▶ Task details:
Find every line in the records below that holds the word "series" and copy it.

▶ Available data:
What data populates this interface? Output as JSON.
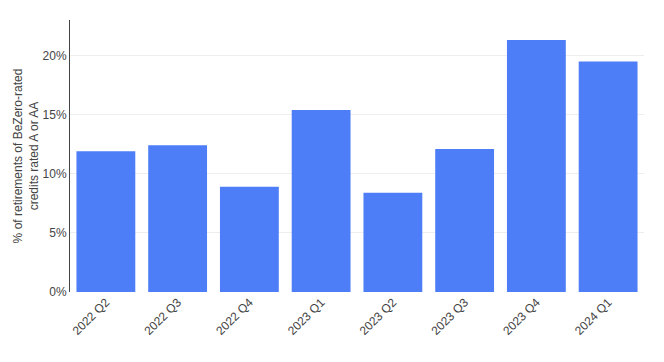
{
  "chart_data": {
    "type": "bar",
    "categories": [
      "2022 Q2",
      "2022 Q3",
      "2022 Q4",
      "2023 Q1",
      "2023 Q2",
      "2023 Q3",
      "2023 Q4",
      "2024 Q1"
    ],
    "values": [
      11.9,
      12.4,
      8.9,
      15.4,
      8.4,
      12.1,
      21.3,
      19.5
    ],
    "color": "#4d7ef7",
    "ylabel": "% of retirements of BeZero-rated\ncredits rated A or AA",
    "ylim": [
      0,
      23
    ],
    "yticks": [
      {
        "value": 0,
        "label": "0%"
      },
      {
        "value": 5,
        "label": "5%"
      },
      {
        "value": 10,
        "label": "10%"
      },
      {
        "value": 15,
        "label": "15%"
      },
      {
        "value": 20,
        "label": "20%"
      }
    ],
    "grid": true
  }
}
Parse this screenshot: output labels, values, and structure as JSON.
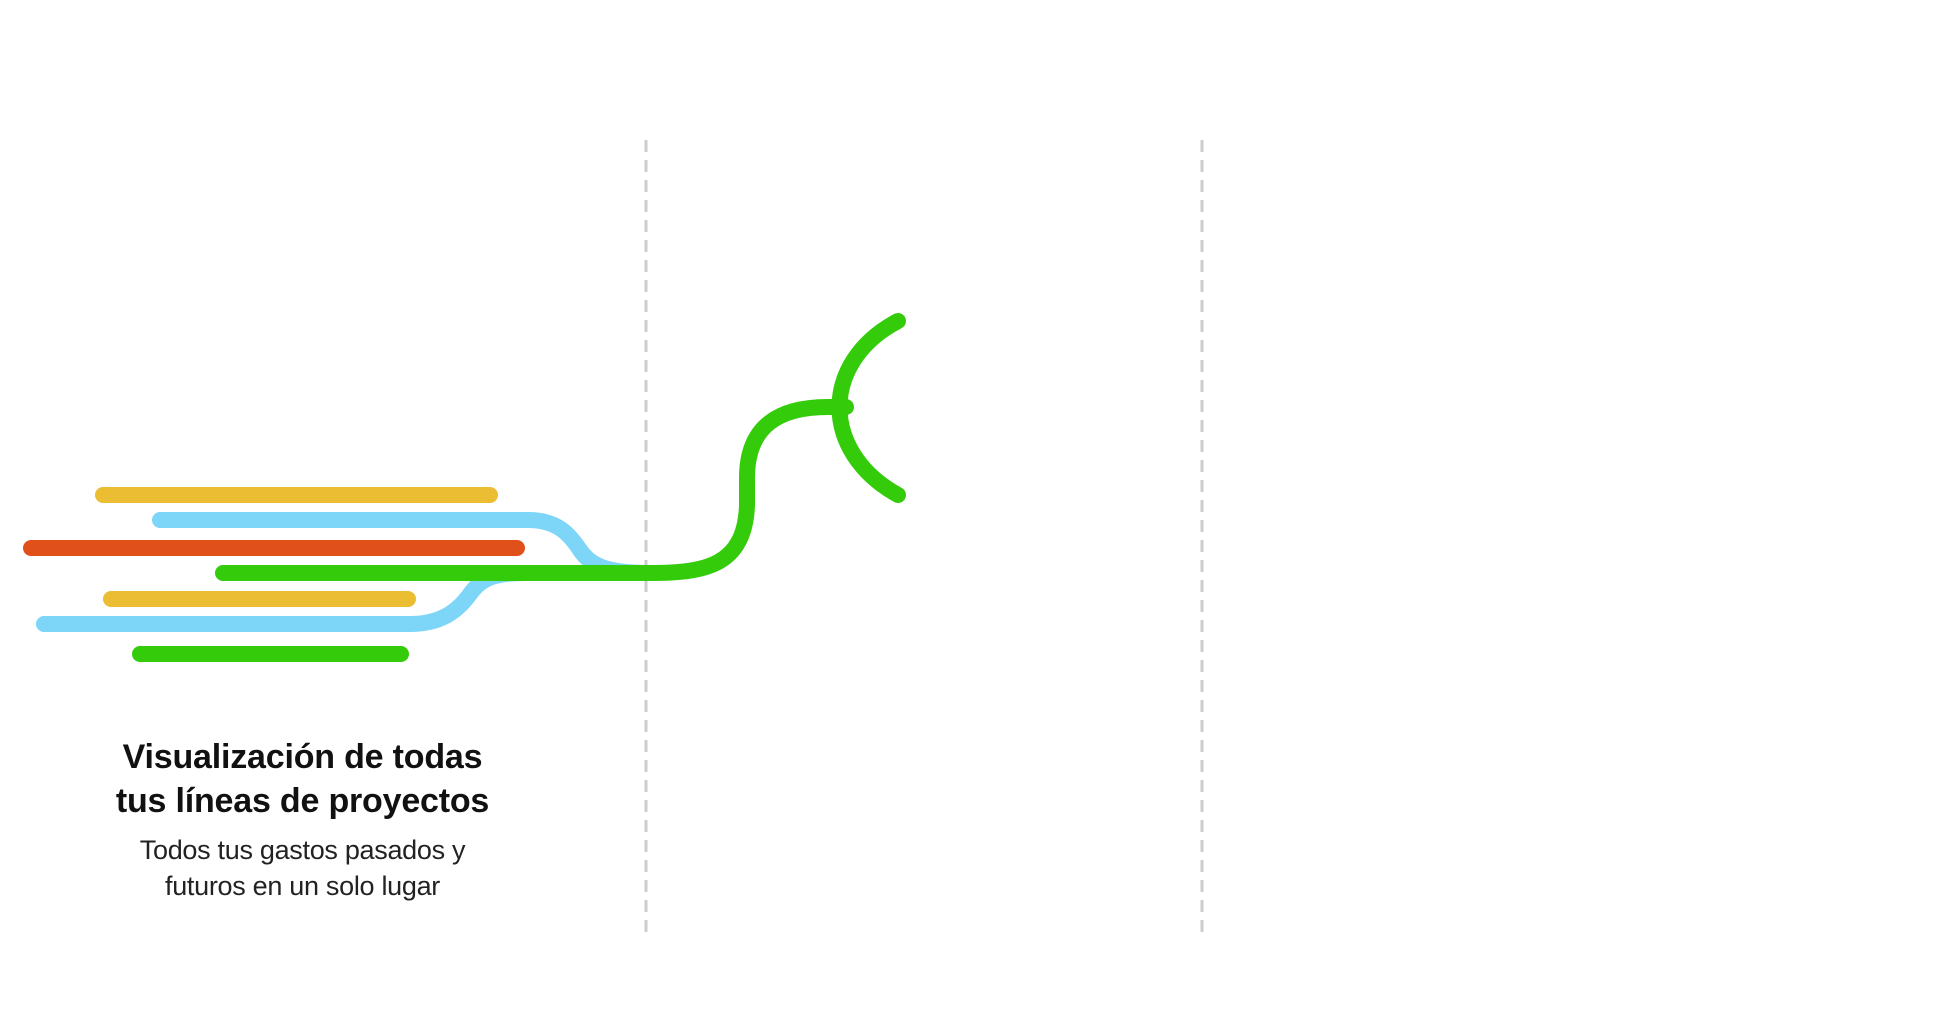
{
  "colors": {
    "yellow": "#ebbd32",
    "blue": "#7dd6f8",
    "red": "#e0501a",
    "green": "#34cc0a",
    "divider": "#cccccc",
    "text": "#111111"
  },
  "caption": {
    "title_line1": "Visualización de todas",
    "title_line2": "tus líneas de proyectos",
    "subtitle_line1": "Todos tus gastos pasados y",
    "subtitle_line2": "futuros en un solo lugar"
  }
}
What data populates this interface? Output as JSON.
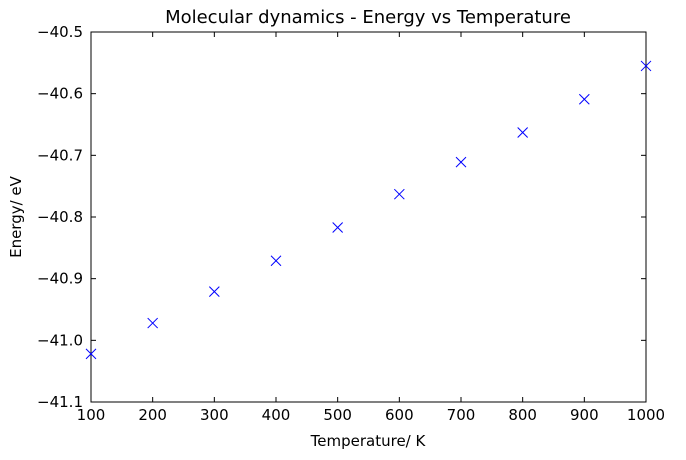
{
  "chart_data": {
    "type": "scatter",
    "title": "Molecular dynamics - Energy vs Temperature",
    "xlabel": "Temperature/ K",
    "ylabel": "Energy/ eV",
    "xlim": [
      100,
      1000
    ],
    "ylim": [
      -41.1,
      -40.5
    ],
    "x_ticks": [
      100,
      200,
      300,
      400,
      500,
      600,
      700,
      800,
      900,
      1000
    ],
    "y_ticks": [
      -40.5,
      -40.6,
      -40.7,
      -40.8,
      -40.9,
      -41.0,
      -41.1
    ],
    "x_tick_labels": [
      "100",
      "200",
      "300",
      "400",
      "500",
      "600",
      "700",
      "800",
      "900",
      "1000"
    ],
    "y_tick_labels": [
      "−40.5",
      "−40.6",
      "−40.7",
      "−40.8",
      "−40.9",
      "−41.0",
      "−41.1"
    ],
    "marker": "x",
    "grid": false,
    "colors": {
      "series": "#0000ff"
    },
    "series": [
      {
        "x": [
          100,
          200,
          300,
          400,
          500,
          600,
          700,
          800,
          900,
          1000
        ],
        "y": [
          -41.022,
          -40.972,
          -40.921,
          -40.871,
          -40.817,
          -40.763,
          -40.711,
          -40.663,
          -40.609,
          -40.555
        ]
      }
    ]
  }
}
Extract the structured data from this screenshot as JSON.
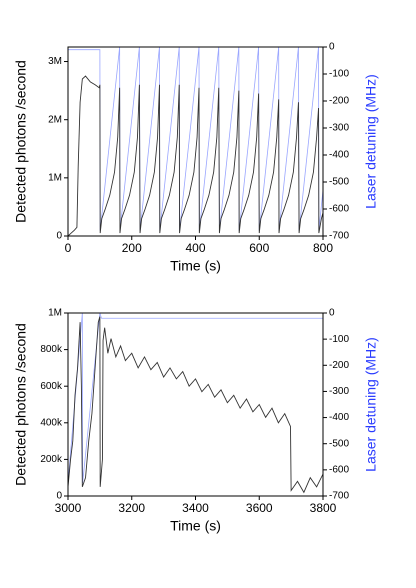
{
  "chart_data": [
    {
      "type": "line",
      "x_label": "Time (s)",
      "y_label": "Detected photons /second",
      "y2_label": "Laser detuning (MHz)",
      "xlim": [
        0,
        800
      ],
      "xticks": [
        0,
        200,
        400,
        600,
        800
      ],
      "ylim": [
        0,
        3250000
      ],
      "yticks": [
        0,
        {
          "value": 1000000,
          "label": "1M"
        },
        {
          "value": 2000000,
          "label": "2M"
        },
        {
          "value": 3000000,
          "label": "3M"
        }
      ],
      "y2lim": [
        -700,
        0
      ],
      "y2ticks": [
        -700,
        -600,
        -500,
        -400,
        -300,
        -200,
        -100,
        0
      ],
      "series": [
        {
          "name": "Detected photons",
          "color": "#333333",
          "x": [
            0,
            10,
            20,
            28,
            32,
            38,
            45,
            55,
            70,
            85,
            98,
            100,
            101,
            106,
            116,
            131,
            146,
            156,
            162,
            163,
            168,
            178,
            193,
            208,
            218,
            224,
            226,
            231,
            241,
            256,
            271,
            281,
            287,
            288,
            293,
            303,
            318,
            333,
            343,
            349,
            350,
            355,
            365,
            380,
            395,
            405,
            411,
            412,
            417,
            427,
            442,
            457,
            467,
            473,
            475,
            480,
            490,
            505,
            520,
            530,
            536,
            537,
            542,
            552,
            567,
            582,
            592,
            598,
            600,
            605,
            615,
            630,
            645,
            655,
            661,
            662,
            667,
            677,
            692,
            707,
            717,
            723,
            725,
            730,
            740,
            755,
            770,
            780,
            786,
            787,
            795,
            800
          ],
          "values": [
            0,
            50000,
            100000,
            150000,
            1200000,
            2300000,
            2700000,
            2750000,
            2650000,
            2600000,
            2550000,
            2600000,
            50000,
            300000,
            450000,
            700000,
            1100000,
            1700000,
            2550000,
            50000,
            300000,
            450000,
            700000,
            1100000,
            1700000,
            2600000,
            50000,
            300000,
            450000,
            700000,
            1100000,
            1700000,
            2600000,
            50000,
            300000,
            450000,
            700000,
            1100000,
            1700000,
            2600000,
            50000,
            300000,
            450000,
            700000,
            1100000,
            1700000,
            2550000,
            50000,
            300000,
            450000,
            700000,
            1100000,
            1700000,
            2550000,
            50000,
            300000,
            450000,
            700000,
            1100000,
            1700000,
            2500000,
            50000,
            300000,
            450000,
            700000,
            1100000,
            1700000,
            2450000,
            50000,
            300000,
            450000,
            700000,
            1100000,
            1700000,
            2350000,
            50000,
            300000,
            450000,
            700000,
            1100000,
            1700000,
            2300000,
            50000,
            300000,
            450000,
            700000,
            1100000,
            1700000,
            2200000,
            50000,
            300000,
            400000
          ]
        },
        {
          "name": "Laser detuning",
          "color": "#9aa6ff",
          "axis": "y2",
          "x": [
            0,
            100,
            101,
            162,
            163,
            224,
            226,
            287,
            288,
            349,
            350,
            411,
            412,
            473,
            475,
            536,
            537,
            598,
            600,
            661,
            662,
            723,
            725,
            786,
            787,
            800
          ],
          "values": [
            -10,
            -10,
            -680,
            0,
            -680,
            0,
            -680,
            0,
            -680,
            0,
            -680,
            0,
            -680,
            0,
            -680,
            0,
            -680,
            0,
            -680,
            0,
            -680,
            0,
            -680,
            0,
            -680,
            -530
          ]
        }
      ]
    },
    {
      "type": "line",
      "x_label": "Time (s)",
      "y_label": "Detected photons /second",
      "y2_label": "Laser detuning (MHz)",
      "xlim": [
        3000,
        3800
      ],
      "xticks": [
        3000,
        3200,
        3400,
        3600,
        3800
      ],
      "ylim": [
        0,
        1000000
      ],
      "yticks": [
        0,
        {
          "value": 200000,
          "label": "200k"
        },
        {
          "value": 400000,
          "label": "400k"
        },
        {
          "value": 600000,
          "label": "600k"
        },
        {
          "value": 800000,
          "label": "800k"
        },
        {
          "value": 1000000,
          "label": "1M"
        }
      ],
      "y2lim": [
        -700,
        0
      ],
      "y2ticks": [
        -700,
        -600,
        -500,
        -400,
        -300,
        -200,
        -100,
        0
      ],
      "series": [
        {
          "name": "Detected photons",
          "color": "#333333",
          "x": [
            3000,
            3008,
            3015,
            3022,
            3030,
            3038,
            3042,
            3045,
            3055,
            3065,
            3075,
            3085,
            3095,
            3100,
            3101,
            3108,
            3110,
            3115,
            3125,
            3135,
            3150,
            3165,
            3180,
            3200,
            3220,
            3240,
            3260,
            3280,
            3300,
            3320,
            3340,
            3360,
            3380,
            3400,
            3420,
            3440,
            3460,
            3480,
            3500,
            3520,
            3540,
            3560,
            3580,
            3600,
            3620,
            3640,
            3660,
            3680,
            3698,
            3700,
            3720,
            3740,
            3760,
            3780,
            3800
          ],
          "values": [
            50000,
            200000,
            300000,
            550000,
            700000,
            950000,
            600000,
            50000,
            100000,
            300000,
            450000,
            700000,
            950000,
            980000,
            50000,
            200000,
            850000,
            920000,
            780000,
            860000,
            760000,
            820000,
            740000,
            780000,
            700000,
            760000,
            690000,
            730000,
            650000,
            700000,
            640000,
            680000,
            600000,
            640000,
            570000,
            610000,
            540000,
            580000,
            510000,
            550000,
            480000,
            530000,
            460000,
            500000,
            430000,
            480000,
            400000,
            450000,
            380000,
            30000,
            80000,
            20000,
            100000,
            50000,
            120000
          ]
        },
        {
          "name": "Laser detuning",
          "color": "#9aa6ff",
          "axis": "y2",
          "x": [
            3000,
            3045,
            3046,
            3100,
            3105,
            3800
          ],
          "values": [
            -650,
            0,
            -650,
            0,
            -20,
            -20
          ]
        }
      ]
    }
  ]
}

▶ The result:
      "series": "#0000ff"
    "series": [
      "series": [
      "series": [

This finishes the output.